◆ OBJECTIVE:
Copy out every line exactly, passing over the pictures.

Records about charts and figures:
* * * * * * *
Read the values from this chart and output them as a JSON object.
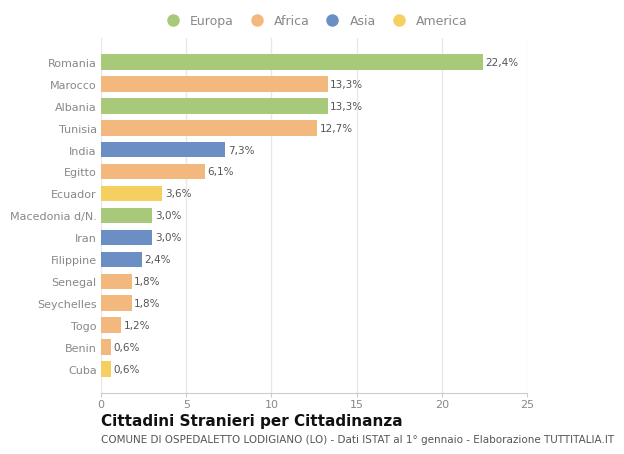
{
  "categories": [
    "Romania",
    "Marocco",
    "Albania",
    "Tunisia",
    "India",
    "Egitto",
    "Ecuador",
    "Macedonia d/N.",
    "Iran",
    "Filippine",
    "Senegal",
    "Seychelles",
    "Togo",
    "Benin",
    "Cuba"
  ],
  "values": [
    22.4,
    13.3,
    13.3,
    12.7,
    7.3,
    6.1,
    3.6,
    3.0,
    3.0,
    2.4,
    1.8,
    1.8,
    1.2,
    0.6,
    0.6
  ],
  "labels": [
    "22,4%",
    "13,3%",
    "13,3%",
    "12,7%",
    "7,3%",
    "6,1%",
    "3,6%",
    "3,0%",
    "3,0%",
    "2,4%",
    "1,8%",
    "1,8%",
    "1,2%",
    "0,6%",
    "0,6%"
  ],
  "continent": [
    "Europa",
    "Africa",
    "Europa",
    "Africa",
    "Asia",
    "Africa",
    "America",
    "Europa",
    "Asia",
    "Asia",
    "Africa",
    "Africa",
    "Africa",
    "Africa",
    "America"
  ],
  "colors": {
    "Europa": "#a8c87a",
    "Africa": "#f2b87e",
    "Asia": "#6b8fc4",
    "America": "#f5d060"
  },
  "legend_order": [
    "Europa",
    "Africa",
    "Asia",
    "America"
  ],
  "background_color": "#ffffff",
  "plot_bg_color": "#ffffff",
  "xlim": [
    0,
    25
  ],
  "xticks": [
    0,
    5,
    10,
    15,
    20,
    25
  ],
  "title": "Cittadini Stranieri per Cittadinanza",
  "subtitle": "COMUNE DI OSPEDALETTO LODIGIANO (LO) - Dati ISTAT al 1° gennaio - Elaborazione TUTTITALIA.IT",
  "title_fontsize": 11,
  "subtitle_fontsize": 7.5,
  "label_fontsize": 7.5,
  "tick_fontsize": 8,
  "legend_fontsize": 9,
  "bar_height": 0.7,
  "grid_color": "#e8e8e8",
  "label_color": "#555555",
  "tick_color": "#888888",
  "title_color": "#111111",
  "subtitle_color": "#555555"
}
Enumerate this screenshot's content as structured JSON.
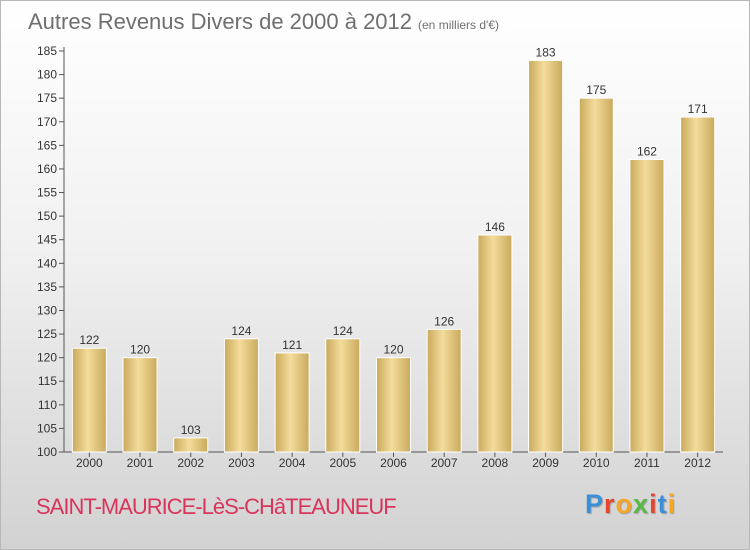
{
  "title": "Autres Revenus Divers de 2000 à 2012",
  "subtitle": "(en milliers d'€)",
  "place_name": "SAINT-MAURICE-LèS-CHâTEAUNEUF",
  "logo": {
    "text": "Proxiti",
    "colors": [
      "#3b8ed8",
      "#e8432d",
      "#f5a623",
      "#58b947",
      "#e8432d",
      "#3b8ed8",
      "#f5a623"
    ]
  },
  "colors": {
    "bar_light": "#f4dc9c",
    "bar_dark": "#c9aa5c",
    "axis": "#555555",
    "title": "#6f6f6f",
    "place_name": "#d9345a"
  },
  "chart_data": {
    "type": "bar",
    "title": "Autres Revenus Divers de 2000 à 2012",
    "subtitle": "(en milliers d'€)",
    "xlabel": "",
    "ylabel": "",
    "categories": [
      "2000",
      "2001",
      "2002",
      "2003",
      "2004",
      "2005",
      "2006",
      "2007",
      "2008",
      "2009",
      "2010",
      "2011",
      "2012"
    ],
    "values": [
      122,
      120,
      103,
      124,
      121,
      124,
      120,
      126,
      146,
      183,
      175,
      162,
      171
    ],
    "ylim": [
      100,
      185
    ],
    "yticks": [
      100,
      105,
      110,
      115,
      120,
      125,
      130,
      135,
      140,
      145,
      150,
      155,
      160,
      165,
      170,
      175,
      180,
      185
    ],
    "grid": false,
    "legend": "none",
    "data_labels": true
  }
}
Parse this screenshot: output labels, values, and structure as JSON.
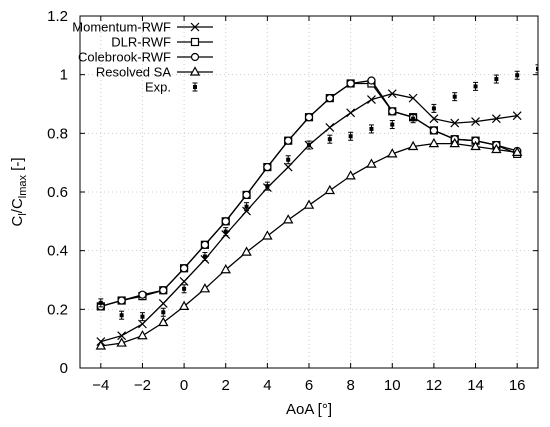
* * * * * * *
◆ RESULT OF THE EXERCISE:
Read the values from this chart and output them as a JSON object.
{
  "categories": [
    "Romania",
    "Marocco",
    "Albania",
    "Tunisia",
    "India",
    "Egitto",
    "Ecuador",
    "Macedonia d/N.",
    "Iran",
    "Filippine",
    "Senegal",
    "Seychelles",
    "Togo",
    "Benin",
    "Cuba"
  ],
  "values": [
    22.4,
    13.3,
    13.3,
    12.7,
    7.3,
    6.1,
    3.6,
    3.0,
    3.0,
    2.4,
    1.8,
    1.8,
    1.2,
    0.6,
    0.6
  ],
  "labels": [
    "22,4%",
    "13,3%",
    "13,3%",
    "12,7%",
    "7,3%",
    "6,1%",
    "3,6%",
    "3,0%",
    "3,0%",
    "2,4%",
    "1,8%",
    "1,8%",
    "1,2%",
    "0,6%",
    "0,6%"
  ],
  "continent": [
    "Europa",
    "Africa",
    "Europa",
    "Africa",
    "Asia",
    "Africa",
    "America",
    "Europa",
    "Asia",
    "Asia",
    "Africa",
    "Africa",
    "Africa",
    "Africa",
    "America"
  ],
  "colors": {
    "Europa": "#a8c87a",
    "Africa": "#f2b87e",
    "Asia": "#6b8fc4",
    "America": "#f5d060"
  },
  "legend_order": [
    "Europa",
    "Africa",
    "Asia",
    "America"
  ],
  "background_color": "#ffffff",
  "plot_bg_color": "#ffffff",
  "xlim": [
    0,
    25
  ],
  "xticks": [
    0,
    5,
    10,
    15,
    20,
    25
  ],
  "title": "Cittadini Stranieri per Cittadinanza",
  "subtitle": "COMUNE DI OSPEDALETTO LODIGIANO (LO) - Dati ISTAT al 1° gennaio - Elaborazione TUTTITALIA.IT",
  "title_fontsize": 11,
  "subtitle_fontsize": 7.5,
  "label_fontsize": 7.5,
  "tick_fontsize": 8,
  "legend_fontsize": 9,
  "bar_height": 0.7,
  "grid_color": "#e8e8e8",
  "label_color": "#555555",
  "tick_color": "#888888",
  "title_color": "#111111",
  "subtitle_color": "#555555"
}
Enumerate this screenshot's content as structured JSON.
{
  "title": "Autres Revenus Divers de 2000 à 2012",
  "subtitle": "(en milliers d'€)",
  "place_name": "SAINT-MAURICE-LèS-CHâTEAUNEUF",
  "logo": {
    "text": "Proxiti",
    "colors": [
      "#3b8ed8",
      "#e8432d",
      "#f5a623",
      "#58b947",
      "#e8432d",
      "#3b8ed8",
      "#f5a623"
    ]
  },
  "colors": {
    "bar_light": "#f4dc9c",
    "bar_dark": "#c9aa5c",
    "axis": "#555555",
    "title": "#6f6f6f",
    "place_name": "#d9345a"
  },
  "chart_data": {
    "type": "bar",
    "title": "Autres Revenus Divers de 2000 à 2012",
    "subtitle": "(en milliers d'€)",
    "xlabel": "",
    "ylabel": "",
    "categories": [
      "2000",
      "2001",
      "2002",
      "2003",
      "2004",
      "2005",
      "2006",
      "2007",
      "2008",
      "2009",
      "2010",
      "2011",
      "2012"
    ],
    "values": [
      122,
      120,
      103,
      124,
      121,
      124,
      120,
      126,
      146,
      183,
      175,
      162,
      171
    ],
    "ylim": [
      100,
      185
    ],
    "yticks": [
      100,
      105,
      110,
      115,
      120,
      125,
      130,
      135,
      140,
      145,
      150,
      155,
      160,
      165,
      170,
      175,
      180,
      185
    ],
    "grid": false,
    "legend": "none",
    "data_labels": true
  }
}
Parse this screenshot: output labels, values, and structure as JSON.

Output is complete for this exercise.